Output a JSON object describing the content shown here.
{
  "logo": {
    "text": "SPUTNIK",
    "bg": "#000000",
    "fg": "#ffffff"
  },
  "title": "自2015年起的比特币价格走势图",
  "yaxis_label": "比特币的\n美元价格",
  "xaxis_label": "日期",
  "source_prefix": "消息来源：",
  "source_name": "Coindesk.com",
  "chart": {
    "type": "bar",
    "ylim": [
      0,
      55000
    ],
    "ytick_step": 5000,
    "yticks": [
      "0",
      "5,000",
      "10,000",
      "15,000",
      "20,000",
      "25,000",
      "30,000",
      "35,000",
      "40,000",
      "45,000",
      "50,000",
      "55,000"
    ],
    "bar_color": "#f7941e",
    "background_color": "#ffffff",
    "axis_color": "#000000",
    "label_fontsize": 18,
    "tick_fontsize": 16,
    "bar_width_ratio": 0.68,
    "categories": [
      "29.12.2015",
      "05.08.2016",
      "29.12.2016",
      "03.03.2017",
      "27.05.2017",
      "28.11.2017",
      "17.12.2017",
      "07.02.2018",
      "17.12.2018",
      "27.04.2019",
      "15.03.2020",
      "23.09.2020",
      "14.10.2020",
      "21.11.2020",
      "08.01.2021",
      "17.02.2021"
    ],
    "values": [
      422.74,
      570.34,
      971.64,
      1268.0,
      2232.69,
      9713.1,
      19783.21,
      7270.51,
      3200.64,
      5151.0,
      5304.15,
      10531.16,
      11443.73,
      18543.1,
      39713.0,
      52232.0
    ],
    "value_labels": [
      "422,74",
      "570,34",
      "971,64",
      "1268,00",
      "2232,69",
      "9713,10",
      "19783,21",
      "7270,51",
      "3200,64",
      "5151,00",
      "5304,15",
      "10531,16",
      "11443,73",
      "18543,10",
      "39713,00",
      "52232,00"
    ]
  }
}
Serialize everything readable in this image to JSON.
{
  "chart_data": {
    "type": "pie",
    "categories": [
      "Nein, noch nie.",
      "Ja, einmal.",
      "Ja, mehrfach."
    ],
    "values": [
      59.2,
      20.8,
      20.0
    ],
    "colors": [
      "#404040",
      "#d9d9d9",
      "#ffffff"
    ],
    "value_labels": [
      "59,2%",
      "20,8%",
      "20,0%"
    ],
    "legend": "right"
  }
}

● ● ●

- REQUIRED TASK:
Write out only what runs from the line holding "Serialize everything readable" through the last line of the records, exactly as shown.

- EXERCISE SOLUTION:
Serialize everything readable in this image to JSON.
{
  "chart_data": {
    "type": "pie",
    "categories": [
      "Nein, noch nie.",
      "Ja, einmal.",
      "Ja, mehrfach."
    ],
    "values": [
      59.2,
      20.8,
      20.0
    ],
    "colors": [
      "#404040",
      "#d9d9d9",
      "#ffffff"
    ],
    "value_labels": [
      "59,2%",
      "20,8%",
      "20,0%"
    ],
    "legend": "right"
  }
}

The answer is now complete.